Exercise instructions> Put each line of the material below into a Markdown table with the columns Row and Line, numbering the rows in order and skipping blank lines. Leave the pictures out of your answer.

Data pulled from a collection:
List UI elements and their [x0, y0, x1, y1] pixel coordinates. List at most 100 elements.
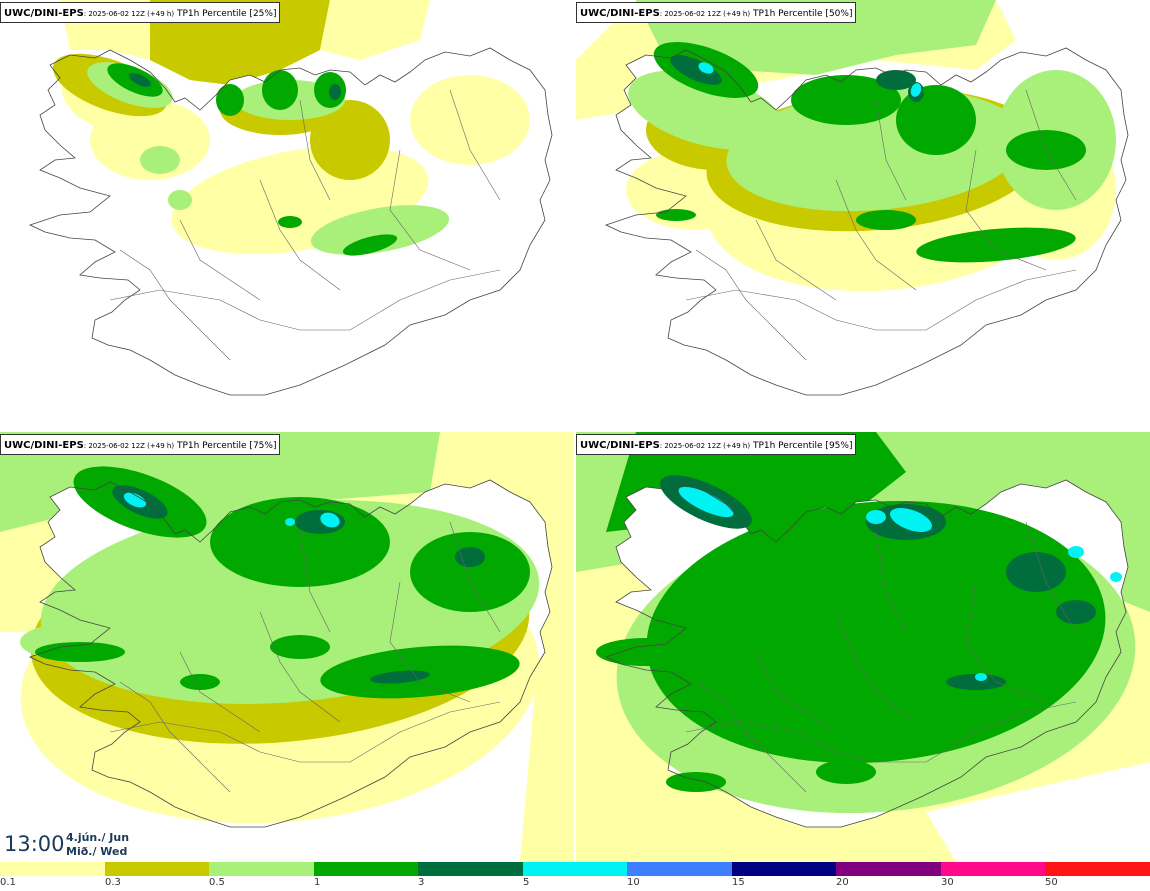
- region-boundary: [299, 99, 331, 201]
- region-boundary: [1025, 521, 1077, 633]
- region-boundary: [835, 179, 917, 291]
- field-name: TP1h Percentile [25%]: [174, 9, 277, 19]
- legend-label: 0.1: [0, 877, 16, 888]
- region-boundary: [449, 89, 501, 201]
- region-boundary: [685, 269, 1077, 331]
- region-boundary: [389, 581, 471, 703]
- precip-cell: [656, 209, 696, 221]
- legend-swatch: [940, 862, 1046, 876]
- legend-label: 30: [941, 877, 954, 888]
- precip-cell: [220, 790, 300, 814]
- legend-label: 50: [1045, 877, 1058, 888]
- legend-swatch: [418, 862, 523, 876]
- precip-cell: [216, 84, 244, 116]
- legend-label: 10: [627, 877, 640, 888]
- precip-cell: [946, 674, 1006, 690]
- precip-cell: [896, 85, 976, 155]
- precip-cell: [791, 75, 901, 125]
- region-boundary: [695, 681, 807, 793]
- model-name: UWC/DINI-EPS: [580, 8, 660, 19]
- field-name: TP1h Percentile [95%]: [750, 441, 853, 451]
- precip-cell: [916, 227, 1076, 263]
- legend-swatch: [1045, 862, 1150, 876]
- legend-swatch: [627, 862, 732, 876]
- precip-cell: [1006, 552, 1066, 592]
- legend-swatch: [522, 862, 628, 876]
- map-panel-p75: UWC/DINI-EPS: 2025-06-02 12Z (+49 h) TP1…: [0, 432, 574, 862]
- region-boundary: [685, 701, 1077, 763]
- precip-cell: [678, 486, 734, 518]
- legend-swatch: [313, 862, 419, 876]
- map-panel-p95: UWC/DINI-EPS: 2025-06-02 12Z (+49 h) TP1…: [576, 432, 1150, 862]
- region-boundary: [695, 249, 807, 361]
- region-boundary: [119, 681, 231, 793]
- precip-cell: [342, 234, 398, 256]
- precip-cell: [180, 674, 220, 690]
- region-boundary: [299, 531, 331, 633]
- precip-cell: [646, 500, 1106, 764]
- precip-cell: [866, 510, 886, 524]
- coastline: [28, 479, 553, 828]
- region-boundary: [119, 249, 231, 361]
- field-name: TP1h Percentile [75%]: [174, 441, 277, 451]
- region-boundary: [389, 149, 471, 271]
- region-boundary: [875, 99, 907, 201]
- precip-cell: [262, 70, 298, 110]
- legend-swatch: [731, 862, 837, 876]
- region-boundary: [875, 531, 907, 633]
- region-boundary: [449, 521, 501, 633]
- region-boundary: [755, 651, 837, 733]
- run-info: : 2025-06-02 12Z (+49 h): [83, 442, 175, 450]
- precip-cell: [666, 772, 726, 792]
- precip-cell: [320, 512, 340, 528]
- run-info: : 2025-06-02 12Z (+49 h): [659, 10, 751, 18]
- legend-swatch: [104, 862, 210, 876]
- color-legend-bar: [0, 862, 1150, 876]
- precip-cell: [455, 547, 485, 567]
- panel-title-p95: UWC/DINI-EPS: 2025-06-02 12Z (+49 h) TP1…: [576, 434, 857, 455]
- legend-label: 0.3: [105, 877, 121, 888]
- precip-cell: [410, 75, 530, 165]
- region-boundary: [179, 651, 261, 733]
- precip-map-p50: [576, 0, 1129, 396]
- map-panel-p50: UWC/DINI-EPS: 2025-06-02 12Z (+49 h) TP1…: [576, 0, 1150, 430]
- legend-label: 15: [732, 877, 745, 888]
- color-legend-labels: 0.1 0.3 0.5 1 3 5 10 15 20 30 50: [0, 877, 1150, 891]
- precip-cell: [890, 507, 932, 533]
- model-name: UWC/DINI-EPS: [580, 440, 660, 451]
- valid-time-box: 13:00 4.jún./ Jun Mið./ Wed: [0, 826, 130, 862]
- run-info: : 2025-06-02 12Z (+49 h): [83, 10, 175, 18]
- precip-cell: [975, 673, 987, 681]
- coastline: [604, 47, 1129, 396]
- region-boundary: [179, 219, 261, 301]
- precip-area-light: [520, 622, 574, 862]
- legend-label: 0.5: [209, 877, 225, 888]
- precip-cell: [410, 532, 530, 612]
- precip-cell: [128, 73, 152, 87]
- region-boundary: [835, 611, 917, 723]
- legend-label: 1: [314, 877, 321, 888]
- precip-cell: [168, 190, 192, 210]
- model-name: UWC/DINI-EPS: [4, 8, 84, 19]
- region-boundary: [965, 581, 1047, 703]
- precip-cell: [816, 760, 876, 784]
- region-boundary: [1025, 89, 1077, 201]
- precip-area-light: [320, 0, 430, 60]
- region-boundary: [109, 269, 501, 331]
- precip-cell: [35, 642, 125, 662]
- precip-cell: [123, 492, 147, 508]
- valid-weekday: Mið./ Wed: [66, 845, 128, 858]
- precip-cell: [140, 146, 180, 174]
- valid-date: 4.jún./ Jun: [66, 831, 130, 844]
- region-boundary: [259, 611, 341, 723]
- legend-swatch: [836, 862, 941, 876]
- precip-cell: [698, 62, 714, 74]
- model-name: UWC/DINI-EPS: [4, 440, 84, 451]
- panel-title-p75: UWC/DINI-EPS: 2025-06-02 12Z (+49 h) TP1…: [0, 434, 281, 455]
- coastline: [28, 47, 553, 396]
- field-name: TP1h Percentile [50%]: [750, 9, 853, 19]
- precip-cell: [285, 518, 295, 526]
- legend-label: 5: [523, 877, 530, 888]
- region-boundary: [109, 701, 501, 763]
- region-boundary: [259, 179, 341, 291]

Exercise output>
| Row | Line |
|---|---|
| 1 | List UI elements and their [x0, y0, x1, y1] pixel coordinates. List at most 100 elements. |
| 2 | - region-boundary: [299, 99, 331, 201] |
| 3 | - region-boundary: [1025, 521, 1077, 633] |
| 4 | - region-boundary: [835, 179, 917, 291] |
| 5 | - field-name: TP1h Percentile [25%]: [174, 9, 277, 19] |
| 6 | - legend-label: 0.1: [0, 877, 16, 888] |
| 7 | - region-boundary: [449, 89, 501, 201] |
| 8 | - region-boundary: [685, 269, 1077, 331] |
| 9 | - region-boundary: [389, 581, 471, 703] |
| 10 | - precip-cell: [656, 209, 696, 221] |
| 11 | - legend-swatch: [940, 862, 1046, 876] |
| 12 | - legend-label: 30: [941, 877, 954, 888] |
| 13 | - precip-cell: [220, 790, 300, 814] |
| 14 | - legend-label: 50: [1045, 877, 1058, 888] |
| 15 | - legend-swatch: [418, 862, 523, 876] |
| 16 | - precip-cell: [216, 84, 244, 116] |
| 17 | - legend-label: 10: [627, 877, 640, 888] |
| 18 | - precip-cell: [946, 674, 1006, 690] |
| 19 | - precip-cell: [896, 85, 976, 155] |
| 20 | - precip-cell: [791, 75, 901, 125] |
| 21 | - region-boundary: [695, 681, 807, 793] |
| 22 | - model-name: UWC/DINI-EPS: [580, 8, 660, 19] |
| 23 | - field-name: TP1h Percentile [95%]: [750, 441, 853, 451] |
| 24 | - precip-cell: [916, 227, 1076, 263] |
| 25 | - legend-swatch: [1045, 862, 1150, 876] |
| 26 | - legend-swatch: [627, 862, 732, 876] |
| 27 | - precip-cell: [1006, 552, 1066, 592] |
| 28 | - legend-swatch: [522, 862, 628, 876] |
| 29 | - map-panel-p75: UWC/DINI-EPS: 2025-06-02 12Z (+49 h) TP1…: [0, 432, 574, 862] |
| 30 | - region-boundary: [685, 701, 1077, 763] |
| 31 | - precip-cell: [678, 486, 734, 518] |
| 32 | - legend-swatch: [313, 862, 419, 876] |
| 33 | - map-panel-p95: UWC/DINI-EPS: 2025-06-02 12Z (+49 h) TP1…: [576, 432, 1150, 862] |
| 34 | - region-boundary: [695, 249, 807, 361] |
| 35 | - region-boundary: [119, 681, 231, 793] |
| 36 | - precip-cell: [342, 234, 398, 256] |
| 37 | - precip-cell: [180, 674, 220, 690] |
| 38 | - region-boundary: [299, 531, 331, 633] |
| 39 | - precip-cell: [646, 500, 1106, 764] |
| 40 | - precip-cell: [866, 510, 886, 524] |
| 41 | - coastline: [28, 479, 553, 828] |
| 42 | - region-boundary: [119, 249, 231, 361] |
| 43 | - field-name: TP1h Percentile [75%]: [174, 441, 277, 451] |
| 44 | - region-boundary: [389, 149, 471, 271] |
| 45 | - region-boundary: [875, 99, 907, 201] |
| 46 | - precip-cell: [262, 70, 298, 110] |
| 47 | - legend-swatch: [731, 862, 837, 876] |
| 48 | - region-boundary: [875, 531, 907, 633] |
| 49 | - region-boundary: [449, 521, 501, 633] |
| 50 | - region-boundary: [755, 651, 837, 733] |
| 51 | - run-info: : 2025-06-02 12Z (+49 h): [83, 442, 175, 450] |
| 52 | - precip-cell: [666, 772, 726, 792] |
| 53 | - precip-cell: [320, 512, 340, 528] |
| 54 | - run-info: : 2025-06-02 12Z (+49 h): [659, 10, 751, 18] |
| 55 | - legend-swatch: [104, 862, 210, 876] |
| 56 | - color-legend-bar: [0, 862, 1150, 876] |
| 57 | - precip-cell: [455, 547, 485, 567] |
| 58 | - panel-title-p95: UWC/DINI-EPS: 2025-06-02 12Z (+49 h) TP1…: [576, 434, 857, 455] |
| 59 | - legend-label: 0.3: [105, 877, 121, 888] |
| 60 | - precip-cell: [410, 75, 530, 165] |
| 61 | - region-boundary: [179, 651, 261, 733] |
| 62 | - precip-map-p50: [576, 0, 1129, 396] |
| 63 | - map-panel-p50: UWC/DINI-EPS: 2025-06-02 12Z (+49 h) TP1…: [576, 0, 1150, 430] |
| 64 | - legend-label: 15: [732, 877, 745, 888] |
| 65 | - color-legend-labels: 0.1 0.3 0.5 1 3 5 10 15 20 30 50: [0, 877, 1150, 891] |
| 66 | - precip-cell: [890, 507, 932, 533] |
| 67 | - model-name: UWC/DINI-EPS: [580, 440, 660, 451] |
| 68 | - valid-time-box: 13:00 4.jún./ Jun Mið./ Wed: [0, 826, 130, 862] |
| 69 | - run-info: : 2025-06-02 12Z (+49 h): [83, 10, 175, 18] |
| 70 | - precip-cell: [975, 673, 987, 681] |
| 71 | - coastline: [604, 47, 1129, 396] |
| 72 | - region-boundary: [179, 219, 261, 301] |
| 73 | - precip-area-light: [520, 622, 574, 862] |
| 74 | - legend-label: 0.5: [209, 877, 225, 888] |
| 75 | - precip-cell: [410, 532, 530, 612] |
| 76 | - precip-cell: [128, 73, 152, 87] |
| 77 | - region-boundary: [835, 611, 917, 723] |
| 78 | - legend-label: 1: [314, 877, 321, 888] |
| 79 | - precip-cell: [168, 190, 192, 210] |
| 80 | - model-name: UWC/DINI-EPS: [4, 8, 84, 19] |
| 81 | - region-boundary: [965, 581, 1047, 703] |
| 82 | - precip-cell: [816, 760, 876, 784] |
| 83 | - region-boundary: [1025, 89, 1077, 201] |
| 84 | - precip-area-light: [320, 0, 430, 60] |
| 85 | - region-boundary: [109, 269, 501, 331] |
| 86 | - precip-cell: [35, 642, 125, 662] |
| 87 | - precip-cell: [123, 492, 147, 508] |
| 88 | - valid-weekday: Mið./ Wed: [66, 845, 128, 858] |
| 89 | - precip-cell: [140, 146, 180, 174] |
| 90 | - valid-date: 4.jún./ Jun: [66, 831, 130, 844] |
| 91 | - region-boundary: [259, 611, 341, 723] |
| 92 | - legend-swatch: [836, 862, 941, 876] |
| 93 | - precip-cell: [698, 62, 714, 74] |
| 94 | - model-name: UWC/DINI-EPS: [4, 440, 84, 451] |
| 95 | - panel-title-p75: UWC/DINI-EPS: 2025-06-02 12Z (+49 h) TP1…: [0, 434, 281, 455] |
| 96 | - coastline: [28, 47, 553, 396] |
| 97 | - field-name: TP1h Percentile [50%]: [750, 9, 853, 19] |
| 98 | - precip-cell: [285, 518, 295, 526] |
| 99 | - legend-label: 5: [523, 877, 530, 888] |
| 100 | - region-boundary: [109, 701, 501, 763] |
| 101 | - region-boundary: [259, 179, 341, 291] |